■ ACTIVITY ■
Extract the full article about Mitt Romney's Jackson rally, reproducing every line word for word.

■ READING PASSAGE ■
-.-.-
Mitt Romney is running for president on a platform of returning many costs to the states.
Photo by R.L. Nave
Unlike his Republican predecessors who visited Jackson earlier in the week, former Massachusetts Gov. Mitt Romney avoided mentioning his Republican presidential rivals by name. Instead, he focused his remarks squarely on President Barack Obama, a Democrat Romney hopes to challenge for the presidency this fall.
"If someone's looking for the things this president has done wrong, it's a long list," Romney told supporters at a Jackson rally early this morning.
Among the four candidates who remain in the race, Romney has captured the most delegates but has had trouble building momentum among conservatives in the Deep South and parts of the Midwest because of uneasiness about his Mormon faith and moderate stances on social issues earlier in his political career--to say nothing his waffling on those subjects as his political profile has risen in recent years.
At the town hall-style meeting at the Farmers Market, Romney eschewed wedge social issues, opting to hit Obama, who lacks a primary foe in Mississippi, on jobs and the economy. On day one of his administration, Romney vowed to repeal the Obama-backed Patient Protection and Affordable Care Act, saying slashing the program would save taxpayers $95 billion.
The nonpartisan fact-checking organization PolitiFact called Romney's claim false on its Truth-O-Meter, citing revenue-raising components of the 2010 law over the long-term. Still, PolitiFact determined that "according to the (Congressional Budget Office) analysis, a full repeal of the bill would reduce the deficit by $16 billion in 2016, much less than the number Romney cited."
-.-.-
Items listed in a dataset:

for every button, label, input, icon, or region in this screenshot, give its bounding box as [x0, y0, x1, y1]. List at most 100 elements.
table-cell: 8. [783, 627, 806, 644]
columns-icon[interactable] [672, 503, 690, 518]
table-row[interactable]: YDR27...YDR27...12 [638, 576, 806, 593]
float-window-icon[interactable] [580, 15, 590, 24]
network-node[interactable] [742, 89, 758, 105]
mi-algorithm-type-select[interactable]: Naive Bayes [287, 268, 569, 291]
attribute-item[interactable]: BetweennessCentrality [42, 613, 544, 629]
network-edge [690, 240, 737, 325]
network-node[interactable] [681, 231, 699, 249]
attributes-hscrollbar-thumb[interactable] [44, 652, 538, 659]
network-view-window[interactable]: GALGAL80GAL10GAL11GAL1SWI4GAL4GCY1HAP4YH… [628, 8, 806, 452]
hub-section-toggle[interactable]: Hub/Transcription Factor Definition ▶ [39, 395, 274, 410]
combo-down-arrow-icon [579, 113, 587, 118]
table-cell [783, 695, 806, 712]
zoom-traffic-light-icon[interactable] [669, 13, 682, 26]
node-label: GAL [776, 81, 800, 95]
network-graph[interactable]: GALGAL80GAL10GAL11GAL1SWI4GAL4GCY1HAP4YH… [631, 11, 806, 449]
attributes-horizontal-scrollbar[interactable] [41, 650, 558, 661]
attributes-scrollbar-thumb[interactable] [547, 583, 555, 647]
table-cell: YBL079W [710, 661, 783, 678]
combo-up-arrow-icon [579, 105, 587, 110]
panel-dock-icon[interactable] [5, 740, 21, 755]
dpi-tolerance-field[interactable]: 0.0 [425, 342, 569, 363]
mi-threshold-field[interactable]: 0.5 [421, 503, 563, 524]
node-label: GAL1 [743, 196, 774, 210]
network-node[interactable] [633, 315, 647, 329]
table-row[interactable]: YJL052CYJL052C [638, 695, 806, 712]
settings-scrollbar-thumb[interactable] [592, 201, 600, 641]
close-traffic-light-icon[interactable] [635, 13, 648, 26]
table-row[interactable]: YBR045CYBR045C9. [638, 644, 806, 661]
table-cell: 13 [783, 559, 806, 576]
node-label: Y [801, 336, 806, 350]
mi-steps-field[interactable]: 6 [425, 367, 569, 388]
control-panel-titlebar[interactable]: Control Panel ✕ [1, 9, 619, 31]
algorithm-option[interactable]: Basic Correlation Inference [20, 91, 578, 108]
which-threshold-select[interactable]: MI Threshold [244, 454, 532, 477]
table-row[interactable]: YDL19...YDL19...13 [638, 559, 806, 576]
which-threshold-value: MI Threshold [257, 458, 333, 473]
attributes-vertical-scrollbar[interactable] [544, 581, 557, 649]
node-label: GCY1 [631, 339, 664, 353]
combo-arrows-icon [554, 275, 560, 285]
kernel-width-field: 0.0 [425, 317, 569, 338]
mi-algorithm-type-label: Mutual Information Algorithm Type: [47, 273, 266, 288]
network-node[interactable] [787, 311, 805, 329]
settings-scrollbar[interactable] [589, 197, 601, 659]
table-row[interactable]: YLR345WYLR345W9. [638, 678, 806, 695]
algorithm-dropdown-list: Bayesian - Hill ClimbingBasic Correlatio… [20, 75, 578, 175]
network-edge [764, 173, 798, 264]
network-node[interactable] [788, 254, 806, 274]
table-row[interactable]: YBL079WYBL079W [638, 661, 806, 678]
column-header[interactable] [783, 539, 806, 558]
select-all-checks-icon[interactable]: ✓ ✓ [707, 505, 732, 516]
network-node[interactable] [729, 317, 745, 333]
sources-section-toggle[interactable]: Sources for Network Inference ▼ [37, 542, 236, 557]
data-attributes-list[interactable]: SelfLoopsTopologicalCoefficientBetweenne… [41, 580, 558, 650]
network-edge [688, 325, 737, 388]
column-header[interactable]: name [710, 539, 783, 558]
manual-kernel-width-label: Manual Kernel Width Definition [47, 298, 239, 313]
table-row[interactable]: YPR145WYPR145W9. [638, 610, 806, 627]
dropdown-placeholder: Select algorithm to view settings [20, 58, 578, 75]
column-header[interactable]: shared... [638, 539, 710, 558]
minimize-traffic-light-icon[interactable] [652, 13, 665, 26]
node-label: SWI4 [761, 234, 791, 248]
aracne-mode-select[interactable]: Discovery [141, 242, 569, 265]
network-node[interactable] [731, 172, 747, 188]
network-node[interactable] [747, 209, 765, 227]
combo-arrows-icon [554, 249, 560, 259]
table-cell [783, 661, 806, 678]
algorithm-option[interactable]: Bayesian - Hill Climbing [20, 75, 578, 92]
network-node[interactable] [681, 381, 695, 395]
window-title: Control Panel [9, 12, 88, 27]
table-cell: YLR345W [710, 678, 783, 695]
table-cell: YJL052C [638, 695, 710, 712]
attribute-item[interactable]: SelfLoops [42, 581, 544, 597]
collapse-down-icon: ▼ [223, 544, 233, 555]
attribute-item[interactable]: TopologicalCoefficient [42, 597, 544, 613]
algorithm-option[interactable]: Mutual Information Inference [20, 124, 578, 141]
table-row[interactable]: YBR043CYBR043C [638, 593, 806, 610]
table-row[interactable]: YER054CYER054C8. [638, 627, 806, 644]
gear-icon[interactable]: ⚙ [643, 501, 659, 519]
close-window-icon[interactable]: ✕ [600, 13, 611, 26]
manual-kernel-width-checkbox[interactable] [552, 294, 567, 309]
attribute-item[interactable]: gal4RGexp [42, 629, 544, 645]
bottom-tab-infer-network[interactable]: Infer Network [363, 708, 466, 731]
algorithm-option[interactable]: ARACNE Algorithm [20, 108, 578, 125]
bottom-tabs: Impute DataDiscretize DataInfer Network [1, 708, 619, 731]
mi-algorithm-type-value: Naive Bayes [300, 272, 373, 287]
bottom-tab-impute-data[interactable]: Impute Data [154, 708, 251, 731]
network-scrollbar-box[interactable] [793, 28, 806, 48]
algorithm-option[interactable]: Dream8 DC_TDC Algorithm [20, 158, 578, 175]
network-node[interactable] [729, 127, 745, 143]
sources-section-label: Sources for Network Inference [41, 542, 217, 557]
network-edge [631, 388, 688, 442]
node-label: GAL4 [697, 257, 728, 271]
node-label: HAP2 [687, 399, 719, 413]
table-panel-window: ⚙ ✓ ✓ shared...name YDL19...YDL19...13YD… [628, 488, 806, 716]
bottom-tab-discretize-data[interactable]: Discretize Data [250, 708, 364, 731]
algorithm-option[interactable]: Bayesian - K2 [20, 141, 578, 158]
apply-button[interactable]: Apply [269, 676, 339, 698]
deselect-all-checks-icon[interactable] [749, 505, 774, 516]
-.-.-
■ ANSWER SPACE ■
Mitt Romney is running for president on a platform of returning many costs to the states.
Photo by R.L. Nave
Unlike his Republican predecessors who visited Jackson earlier in the week, former Massachusetts Gov. Mitt Romney avoided mentioning his Republican presidential rivals by name. Instead, he focused his remarks squarely on President Barack Obama, a Democrat Romney hopes to challenge for the presidency this fall.
"If someone's looking for the things this president has done wrong, it's a long list," Romney told supporters at a Jackson rally early this morning.
Among the four candidates who remain in the race, Romney has captured the most delegates but has had trouble building momentum among conservatives in the Deep South and parts of the Midwest because of uneasiness about his Mormon faith and moderate stances on social issues earlier in his political career--to say nothing his waffling on those subjects as his political profile has risen in recent years.
At the town hall-style meeting at the Farmers Market, Romney eschewed wedge social issues, opting to hit Obama, who lacks a primary foe in Mississippi, on jobs and the economy. On day one of his administration, Romney vowed to repeal the Obama-backed Patient Protection and Affordable Care Act, saying slashing the program would save taxpayers $95 billion.
The nonpartisan fact-checking organization PolitiFact called Romney's claim false on its Truth-O-Meter, citing revenue-raising components of the 2010 law over the long-term. Still, PolitiFact determined that "according to the (Congressional Budget Office) analysis, a full repeal of the bill would reduce the deficit by $16 billion in 2016, much less than the number Romney cited."